Exactly reproduce the lines from the line that has "Convert this screenshot" down to the last line of the entries, inclusive.
──────── DATA LISTING
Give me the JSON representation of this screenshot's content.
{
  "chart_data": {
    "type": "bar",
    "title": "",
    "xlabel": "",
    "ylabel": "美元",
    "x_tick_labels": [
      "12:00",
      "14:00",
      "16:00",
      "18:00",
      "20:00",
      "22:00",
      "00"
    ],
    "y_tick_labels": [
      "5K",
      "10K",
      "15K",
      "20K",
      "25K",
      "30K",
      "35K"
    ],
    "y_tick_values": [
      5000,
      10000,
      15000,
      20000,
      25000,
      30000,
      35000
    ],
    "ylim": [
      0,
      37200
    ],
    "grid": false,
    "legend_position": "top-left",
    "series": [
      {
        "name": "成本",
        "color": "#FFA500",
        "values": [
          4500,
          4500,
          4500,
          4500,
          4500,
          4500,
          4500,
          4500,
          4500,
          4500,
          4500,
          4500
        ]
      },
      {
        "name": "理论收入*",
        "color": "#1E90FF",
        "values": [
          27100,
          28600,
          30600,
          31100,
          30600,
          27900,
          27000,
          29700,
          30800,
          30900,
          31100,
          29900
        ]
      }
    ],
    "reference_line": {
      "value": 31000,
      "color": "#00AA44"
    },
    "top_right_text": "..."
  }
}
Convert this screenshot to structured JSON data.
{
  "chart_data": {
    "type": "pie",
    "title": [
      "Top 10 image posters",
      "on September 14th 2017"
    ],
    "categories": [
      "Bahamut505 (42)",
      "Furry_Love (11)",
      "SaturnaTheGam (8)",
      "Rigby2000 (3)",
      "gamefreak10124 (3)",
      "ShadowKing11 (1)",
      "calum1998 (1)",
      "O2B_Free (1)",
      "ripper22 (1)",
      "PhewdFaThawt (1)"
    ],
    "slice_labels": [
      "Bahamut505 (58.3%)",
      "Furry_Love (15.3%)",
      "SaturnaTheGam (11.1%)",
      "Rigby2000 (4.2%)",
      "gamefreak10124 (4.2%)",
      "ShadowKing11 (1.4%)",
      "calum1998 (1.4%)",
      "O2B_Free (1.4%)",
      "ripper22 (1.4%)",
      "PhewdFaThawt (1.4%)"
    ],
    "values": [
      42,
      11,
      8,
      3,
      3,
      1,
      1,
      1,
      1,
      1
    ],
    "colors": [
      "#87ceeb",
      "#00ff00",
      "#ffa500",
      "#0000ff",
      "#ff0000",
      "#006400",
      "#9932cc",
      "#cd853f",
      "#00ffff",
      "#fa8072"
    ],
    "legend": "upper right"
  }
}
────────────────
• **SOLVED PROBLEM**:
Convert this screenshot to structured JSON data.
{
  "chart_data": {
    "type": "pie",
    "title": [
      "Top 10 image posters",
      "on September 14th 2017"
    ],
    "categories": [
      "Bahamut505 (42)",
      "Furry_Love (11)",
      "SaturnaTheGam (8)",
      "Rigby2000 (3)",
      "gamefreak10124 (3)",
      "ShadowKing11 (1)",
      "calum1998 (1)",
      "O2B_Free (1)",
      "ripper22 (1)",
      "PhewdFaThawt (1)"
    ],
    "slice_labels": [
      "Bahamut505 (58.3%)",
      "Furry_Love (15.3%)",
      "SaturnaTheGam (11.1%)",
      "Rigby2000 (4.2%)",
      "gamefreak10124 (4.2%)",
      "ShadowKing11 (1.4%)",
      "calum1998 (1.4%)",
      "O2B_Free (1.4%)",
      "ripper22 (1.4%)",
      "PhewdFaThawt (1.4%)"
    ],
    "values": [
      42,
      11,
      8,
      3,
      3,
      1,
      1,
      1,
      1,
      1
    ],
    "colors": [
      "#87ceeb",
      "#00ff00",
      "#ffa500",
      "#0000ff",
      "#ff0000",
      "#006400",
      "#9932cc",
      "#cd853f",
      "#00ffff",
      "#fa8072"
    ],
    "legend": "upper right"
  }
}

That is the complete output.